═════ SUPPLIED ENTRIES
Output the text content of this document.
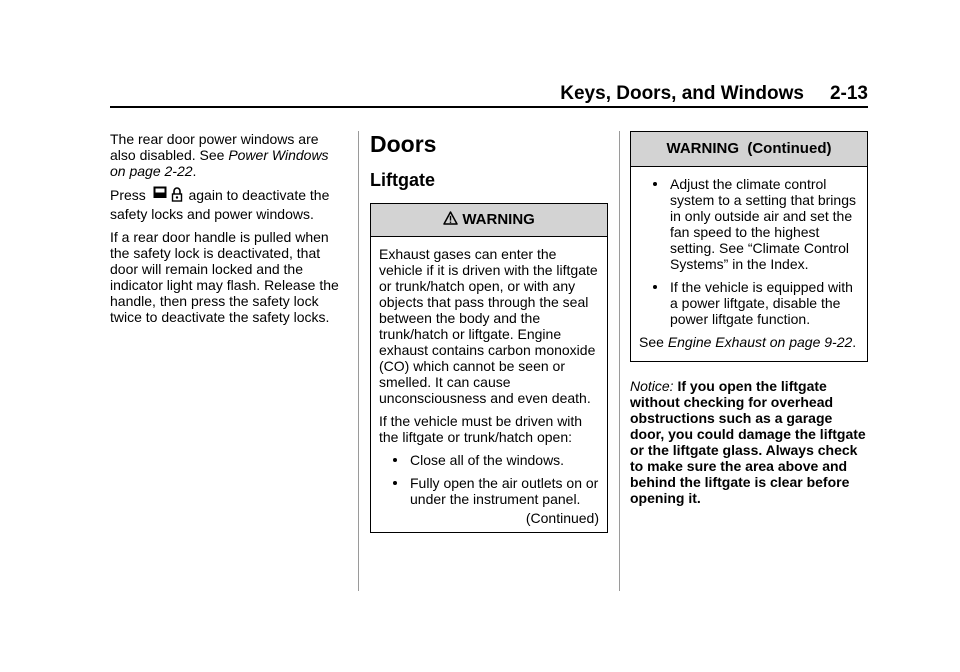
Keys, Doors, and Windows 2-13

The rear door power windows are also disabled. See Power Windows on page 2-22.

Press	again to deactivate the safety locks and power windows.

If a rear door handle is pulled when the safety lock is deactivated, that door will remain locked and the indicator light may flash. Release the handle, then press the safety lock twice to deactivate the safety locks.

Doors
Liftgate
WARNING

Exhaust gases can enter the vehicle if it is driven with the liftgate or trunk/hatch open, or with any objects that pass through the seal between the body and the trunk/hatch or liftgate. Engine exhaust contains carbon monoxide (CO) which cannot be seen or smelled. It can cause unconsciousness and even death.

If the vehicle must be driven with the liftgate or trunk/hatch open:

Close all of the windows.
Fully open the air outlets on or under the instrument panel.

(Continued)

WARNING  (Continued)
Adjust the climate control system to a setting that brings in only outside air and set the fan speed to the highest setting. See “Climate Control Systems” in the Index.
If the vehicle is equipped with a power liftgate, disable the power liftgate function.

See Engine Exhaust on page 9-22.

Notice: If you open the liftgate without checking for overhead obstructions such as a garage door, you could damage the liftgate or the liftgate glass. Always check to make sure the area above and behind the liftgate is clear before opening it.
══════════
═════ SUPPLIED ENTRIES
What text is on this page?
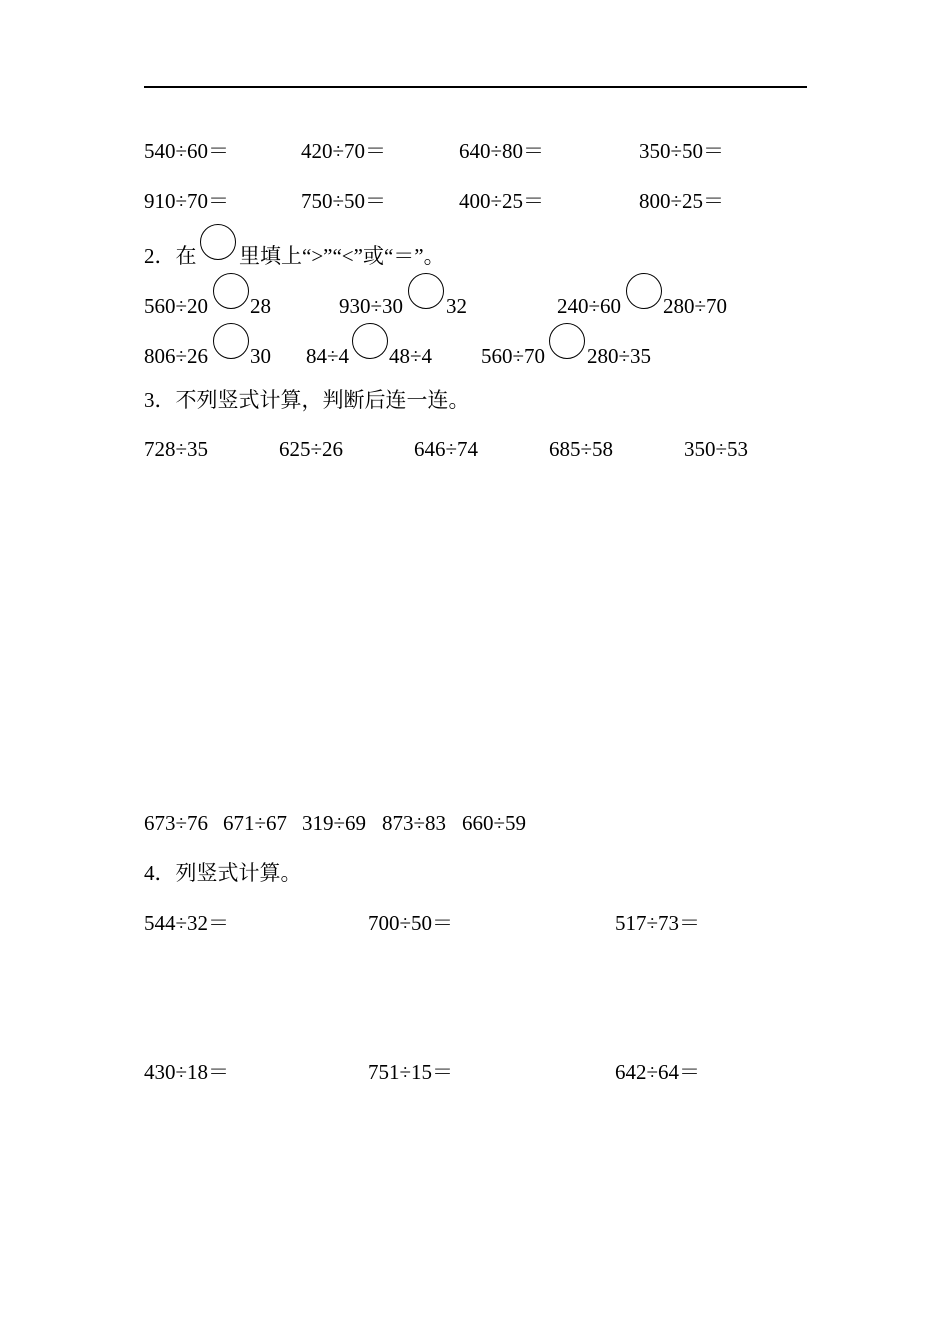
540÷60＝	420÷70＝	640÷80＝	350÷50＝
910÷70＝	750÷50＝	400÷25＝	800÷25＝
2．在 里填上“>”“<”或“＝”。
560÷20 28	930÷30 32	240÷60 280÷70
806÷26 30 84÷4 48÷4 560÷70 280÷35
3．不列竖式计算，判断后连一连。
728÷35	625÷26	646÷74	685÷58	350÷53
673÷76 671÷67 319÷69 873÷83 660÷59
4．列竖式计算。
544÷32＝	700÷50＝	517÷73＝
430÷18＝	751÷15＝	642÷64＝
══════════
═════ SUPPLIED ENTRIES
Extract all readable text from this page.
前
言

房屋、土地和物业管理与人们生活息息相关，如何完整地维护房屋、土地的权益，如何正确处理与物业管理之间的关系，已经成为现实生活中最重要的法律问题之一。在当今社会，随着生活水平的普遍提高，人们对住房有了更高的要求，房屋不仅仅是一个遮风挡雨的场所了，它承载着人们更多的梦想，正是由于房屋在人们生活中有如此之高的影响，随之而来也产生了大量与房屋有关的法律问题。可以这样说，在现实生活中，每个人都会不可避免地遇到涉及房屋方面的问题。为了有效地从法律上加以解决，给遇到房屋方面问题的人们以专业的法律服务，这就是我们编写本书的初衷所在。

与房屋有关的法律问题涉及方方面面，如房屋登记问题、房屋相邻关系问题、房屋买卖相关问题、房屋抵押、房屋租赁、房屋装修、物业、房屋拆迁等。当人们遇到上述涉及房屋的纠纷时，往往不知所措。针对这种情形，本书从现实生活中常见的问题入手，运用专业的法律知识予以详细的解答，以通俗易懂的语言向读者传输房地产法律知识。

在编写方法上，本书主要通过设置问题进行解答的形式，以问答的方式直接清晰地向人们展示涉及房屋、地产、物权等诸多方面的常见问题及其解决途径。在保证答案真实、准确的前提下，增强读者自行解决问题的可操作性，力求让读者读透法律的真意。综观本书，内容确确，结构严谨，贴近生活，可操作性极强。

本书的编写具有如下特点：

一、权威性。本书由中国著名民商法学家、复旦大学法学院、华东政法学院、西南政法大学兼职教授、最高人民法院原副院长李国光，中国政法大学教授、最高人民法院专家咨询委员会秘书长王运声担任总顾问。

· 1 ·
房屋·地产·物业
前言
══════════
- **GIVEN TASK**
Search the records for the word "this", then list every line that has it.

- **ANSWER IN FULL**
Output the text content of this document.
What text is on this page?
Extract all readable text from this page.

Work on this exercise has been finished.